— Start of Data to use —

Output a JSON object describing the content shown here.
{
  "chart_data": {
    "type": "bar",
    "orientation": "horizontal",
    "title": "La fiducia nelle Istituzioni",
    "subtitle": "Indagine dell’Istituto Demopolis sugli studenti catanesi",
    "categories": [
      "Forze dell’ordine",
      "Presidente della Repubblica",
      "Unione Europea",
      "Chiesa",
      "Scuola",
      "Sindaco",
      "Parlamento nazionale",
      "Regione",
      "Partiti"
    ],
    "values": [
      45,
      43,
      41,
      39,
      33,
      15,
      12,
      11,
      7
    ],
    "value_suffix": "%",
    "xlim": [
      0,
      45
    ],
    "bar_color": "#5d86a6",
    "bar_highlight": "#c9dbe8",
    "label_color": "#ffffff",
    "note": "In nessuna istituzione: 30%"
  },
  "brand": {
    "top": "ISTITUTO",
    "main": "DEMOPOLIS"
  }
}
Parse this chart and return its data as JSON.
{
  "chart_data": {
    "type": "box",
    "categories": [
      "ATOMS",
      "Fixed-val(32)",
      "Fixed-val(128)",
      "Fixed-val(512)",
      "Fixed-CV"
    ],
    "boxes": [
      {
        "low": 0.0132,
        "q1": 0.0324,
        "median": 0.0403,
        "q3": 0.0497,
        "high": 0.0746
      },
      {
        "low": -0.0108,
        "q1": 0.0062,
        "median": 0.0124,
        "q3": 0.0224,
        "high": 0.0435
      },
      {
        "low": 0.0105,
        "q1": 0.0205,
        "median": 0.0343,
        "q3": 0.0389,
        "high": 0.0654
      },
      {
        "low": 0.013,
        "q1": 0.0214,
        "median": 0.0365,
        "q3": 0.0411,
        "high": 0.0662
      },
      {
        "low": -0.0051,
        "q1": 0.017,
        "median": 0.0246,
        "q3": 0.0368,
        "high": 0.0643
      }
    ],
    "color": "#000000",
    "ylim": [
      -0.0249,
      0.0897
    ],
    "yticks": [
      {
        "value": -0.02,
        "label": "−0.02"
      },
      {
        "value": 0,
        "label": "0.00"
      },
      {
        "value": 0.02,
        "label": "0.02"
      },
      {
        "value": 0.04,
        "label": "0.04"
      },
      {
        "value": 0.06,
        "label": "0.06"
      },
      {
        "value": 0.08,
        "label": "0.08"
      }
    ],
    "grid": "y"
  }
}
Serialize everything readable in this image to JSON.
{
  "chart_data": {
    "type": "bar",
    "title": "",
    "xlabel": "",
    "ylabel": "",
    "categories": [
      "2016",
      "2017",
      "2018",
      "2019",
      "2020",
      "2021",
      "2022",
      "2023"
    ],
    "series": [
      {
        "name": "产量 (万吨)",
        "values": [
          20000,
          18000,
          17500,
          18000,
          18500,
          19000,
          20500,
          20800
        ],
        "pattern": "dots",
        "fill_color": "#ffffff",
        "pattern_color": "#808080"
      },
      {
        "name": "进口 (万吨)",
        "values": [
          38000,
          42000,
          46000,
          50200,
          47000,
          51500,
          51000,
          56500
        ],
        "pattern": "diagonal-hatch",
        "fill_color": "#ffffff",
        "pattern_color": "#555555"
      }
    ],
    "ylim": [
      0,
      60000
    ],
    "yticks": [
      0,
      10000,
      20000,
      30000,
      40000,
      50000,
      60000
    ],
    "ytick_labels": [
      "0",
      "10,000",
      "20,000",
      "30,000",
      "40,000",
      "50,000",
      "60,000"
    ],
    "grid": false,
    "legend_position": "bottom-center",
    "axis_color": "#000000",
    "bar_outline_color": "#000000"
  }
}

— End of Data to use —

▶ [Stated task] Search the preceding listing for "Fixed" and extract every line where it is found.

▶ [Exercise result]
      "Fixed-val(32)",
      "Fixed-val(128)",
      "Fixed-val(512)",
      "Fixed-CV"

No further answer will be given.